**** LISTING ****

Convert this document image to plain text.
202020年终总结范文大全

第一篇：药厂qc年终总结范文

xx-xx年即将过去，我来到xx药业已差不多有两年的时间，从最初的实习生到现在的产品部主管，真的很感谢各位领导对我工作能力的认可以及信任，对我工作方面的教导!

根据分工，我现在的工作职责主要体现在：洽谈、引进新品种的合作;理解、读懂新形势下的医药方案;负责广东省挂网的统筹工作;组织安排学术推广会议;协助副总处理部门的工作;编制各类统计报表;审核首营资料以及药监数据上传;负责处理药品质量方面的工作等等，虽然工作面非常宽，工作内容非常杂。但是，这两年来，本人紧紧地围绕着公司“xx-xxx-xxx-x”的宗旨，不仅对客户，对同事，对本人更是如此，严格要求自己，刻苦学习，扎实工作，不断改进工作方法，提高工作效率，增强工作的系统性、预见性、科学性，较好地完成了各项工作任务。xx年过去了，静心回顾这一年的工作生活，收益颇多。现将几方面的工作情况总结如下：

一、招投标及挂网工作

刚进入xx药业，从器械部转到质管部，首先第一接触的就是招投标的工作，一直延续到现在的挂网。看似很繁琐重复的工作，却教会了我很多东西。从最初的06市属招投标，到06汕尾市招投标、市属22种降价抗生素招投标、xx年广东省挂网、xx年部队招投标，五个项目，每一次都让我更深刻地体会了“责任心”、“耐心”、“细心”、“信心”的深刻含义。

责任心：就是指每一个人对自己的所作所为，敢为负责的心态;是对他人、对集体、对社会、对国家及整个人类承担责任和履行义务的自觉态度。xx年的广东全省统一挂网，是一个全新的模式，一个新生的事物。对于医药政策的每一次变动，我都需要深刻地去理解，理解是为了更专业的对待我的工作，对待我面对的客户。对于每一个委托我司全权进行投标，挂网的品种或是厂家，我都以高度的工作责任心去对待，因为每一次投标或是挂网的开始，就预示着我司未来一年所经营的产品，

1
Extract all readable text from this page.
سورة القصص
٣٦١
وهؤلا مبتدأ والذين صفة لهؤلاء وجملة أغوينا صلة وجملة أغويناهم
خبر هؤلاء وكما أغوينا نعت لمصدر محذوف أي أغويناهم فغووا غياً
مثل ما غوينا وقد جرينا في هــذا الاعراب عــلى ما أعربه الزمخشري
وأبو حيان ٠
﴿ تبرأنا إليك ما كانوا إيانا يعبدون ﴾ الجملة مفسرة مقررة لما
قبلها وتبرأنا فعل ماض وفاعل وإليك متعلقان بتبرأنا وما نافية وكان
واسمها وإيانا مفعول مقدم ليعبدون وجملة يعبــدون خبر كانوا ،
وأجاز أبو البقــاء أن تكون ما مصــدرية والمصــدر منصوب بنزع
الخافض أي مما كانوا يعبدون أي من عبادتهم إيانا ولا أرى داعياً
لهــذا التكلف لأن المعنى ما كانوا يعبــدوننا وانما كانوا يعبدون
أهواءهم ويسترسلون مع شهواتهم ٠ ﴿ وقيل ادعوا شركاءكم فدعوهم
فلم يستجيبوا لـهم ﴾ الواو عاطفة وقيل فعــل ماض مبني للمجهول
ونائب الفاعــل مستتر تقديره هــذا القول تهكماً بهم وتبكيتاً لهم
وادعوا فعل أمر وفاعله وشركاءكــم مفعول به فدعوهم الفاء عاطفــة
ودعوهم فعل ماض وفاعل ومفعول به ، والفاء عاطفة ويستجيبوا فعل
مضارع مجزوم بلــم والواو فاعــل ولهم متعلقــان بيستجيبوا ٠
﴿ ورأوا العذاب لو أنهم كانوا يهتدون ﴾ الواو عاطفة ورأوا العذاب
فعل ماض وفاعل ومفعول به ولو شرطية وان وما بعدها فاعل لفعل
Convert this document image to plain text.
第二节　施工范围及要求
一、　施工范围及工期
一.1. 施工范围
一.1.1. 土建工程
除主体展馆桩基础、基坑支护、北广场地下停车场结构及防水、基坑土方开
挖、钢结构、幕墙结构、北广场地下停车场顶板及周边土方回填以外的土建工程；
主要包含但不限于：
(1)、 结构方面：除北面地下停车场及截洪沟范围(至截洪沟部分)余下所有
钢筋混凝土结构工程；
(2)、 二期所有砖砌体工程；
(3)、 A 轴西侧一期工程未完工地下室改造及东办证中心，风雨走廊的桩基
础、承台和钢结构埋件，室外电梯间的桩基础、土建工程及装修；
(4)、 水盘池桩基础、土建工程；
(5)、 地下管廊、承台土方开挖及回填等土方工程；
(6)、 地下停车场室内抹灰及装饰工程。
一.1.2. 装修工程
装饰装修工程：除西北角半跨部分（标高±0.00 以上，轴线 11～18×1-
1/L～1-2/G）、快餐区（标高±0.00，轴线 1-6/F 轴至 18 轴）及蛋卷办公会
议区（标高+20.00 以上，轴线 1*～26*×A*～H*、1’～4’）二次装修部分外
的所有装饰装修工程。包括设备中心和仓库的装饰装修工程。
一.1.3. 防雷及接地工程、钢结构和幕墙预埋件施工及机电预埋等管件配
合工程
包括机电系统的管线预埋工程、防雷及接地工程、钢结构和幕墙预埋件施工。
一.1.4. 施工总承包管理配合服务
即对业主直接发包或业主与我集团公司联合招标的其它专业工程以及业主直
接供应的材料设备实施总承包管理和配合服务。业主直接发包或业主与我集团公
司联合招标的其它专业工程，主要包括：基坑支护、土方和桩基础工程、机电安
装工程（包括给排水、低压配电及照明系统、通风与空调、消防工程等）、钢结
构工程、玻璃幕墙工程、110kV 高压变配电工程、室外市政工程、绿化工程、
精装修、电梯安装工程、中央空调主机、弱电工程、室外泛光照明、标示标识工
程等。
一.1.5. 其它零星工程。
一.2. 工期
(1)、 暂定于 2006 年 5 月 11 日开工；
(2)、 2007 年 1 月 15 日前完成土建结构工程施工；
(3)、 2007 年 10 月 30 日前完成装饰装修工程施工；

****

DIRECTIVE: Lines that include the word "وقيل" are to be extracted from the data above.

ANSWER FOR THIS EXERCISE:
أهواءهم ويسترسلون مع شهواتهم ٠ ﴿ وقيل ادعوا شركاءكم فدعوهم
فلم يستجيبوا لـهم ﴾ الواو عاطفة وقيل فعــل ماض مبني للمجهول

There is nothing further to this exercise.